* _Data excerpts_

===============

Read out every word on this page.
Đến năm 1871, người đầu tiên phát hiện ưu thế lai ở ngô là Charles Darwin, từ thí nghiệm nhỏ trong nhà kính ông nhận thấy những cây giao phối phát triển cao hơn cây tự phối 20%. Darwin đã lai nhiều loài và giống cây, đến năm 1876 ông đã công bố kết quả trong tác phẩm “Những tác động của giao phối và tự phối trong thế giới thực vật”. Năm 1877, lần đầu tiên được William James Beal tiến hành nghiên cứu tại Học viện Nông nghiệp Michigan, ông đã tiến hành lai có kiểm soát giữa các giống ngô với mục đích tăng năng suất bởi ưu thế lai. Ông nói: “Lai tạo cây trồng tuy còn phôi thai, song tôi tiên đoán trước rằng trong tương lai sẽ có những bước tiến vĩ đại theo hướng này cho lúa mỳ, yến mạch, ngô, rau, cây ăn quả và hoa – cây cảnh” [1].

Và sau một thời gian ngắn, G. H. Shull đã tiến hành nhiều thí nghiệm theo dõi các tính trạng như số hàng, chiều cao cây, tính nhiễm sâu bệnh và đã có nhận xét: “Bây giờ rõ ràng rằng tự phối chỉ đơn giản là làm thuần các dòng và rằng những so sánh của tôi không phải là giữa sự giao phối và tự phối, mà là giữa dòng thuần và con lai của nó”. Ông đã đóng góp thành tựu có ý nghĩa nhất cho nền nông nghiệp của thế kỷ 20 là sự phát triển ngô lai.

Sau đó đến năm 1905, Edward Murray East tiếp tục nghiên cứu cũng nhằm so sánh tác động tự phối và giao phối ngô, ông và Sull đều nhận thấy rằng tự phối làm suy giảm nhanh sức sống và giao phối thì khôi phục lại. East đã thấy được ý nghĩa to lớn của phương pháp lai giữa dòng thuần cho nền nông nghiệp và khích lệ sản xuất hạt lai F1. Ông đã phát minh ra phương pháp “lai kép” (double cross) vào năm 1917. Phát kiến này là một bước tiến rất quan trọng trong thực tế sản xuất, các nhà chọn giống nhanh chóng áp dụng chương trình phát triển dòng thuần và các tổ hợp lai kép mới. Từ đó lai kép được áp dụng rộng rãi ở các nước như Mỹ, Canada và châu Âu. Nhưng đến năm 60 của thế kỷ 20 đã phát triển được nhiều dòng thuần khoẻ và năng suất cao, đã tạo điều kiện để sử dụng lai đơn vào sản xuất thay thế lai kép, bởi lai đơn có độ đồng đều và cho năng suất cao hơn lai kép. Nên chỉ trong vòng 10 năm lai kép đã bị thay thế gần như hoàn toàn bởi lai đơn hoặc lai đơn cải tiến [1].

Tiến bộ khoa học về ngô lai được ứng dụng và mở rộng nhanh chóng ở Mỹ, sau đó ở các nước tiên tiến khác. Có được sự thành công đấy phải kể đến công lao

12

===============

* _Your objective_
Read the entries and pick out all lines that include the word "phải".

* _Worked answer_
Và sau một thời gian ngắn, G. H. Shull đã tiến hành nhiều thí nghiệm theo dõi các tính trạng như số hàng, chiều cao cây, tính nhiễm sâu bệnh và đã có nhận xét: “Bây giờ rõ ràng rằng tự phối chỉ đơn giản là làm thuần các dòng và rằng những so sánh của tôi không phải là giữa sự giao phối và tự phối, mà là giữa dòng thuần và con lai của nó”. Ông đã đóng góp thành tựu có ý nghĩa nhất cho nền nông nghiệp của thế kỷ 20 là sự phát triển ngô lai.
Tiến bộ khoa học về ngô lai được ứng dụng và mở rộng nhanh chóng ở Mỹ, sau đó ở các nước tiên tiến khác. Có được sự thành công đấy phải kể đến công lao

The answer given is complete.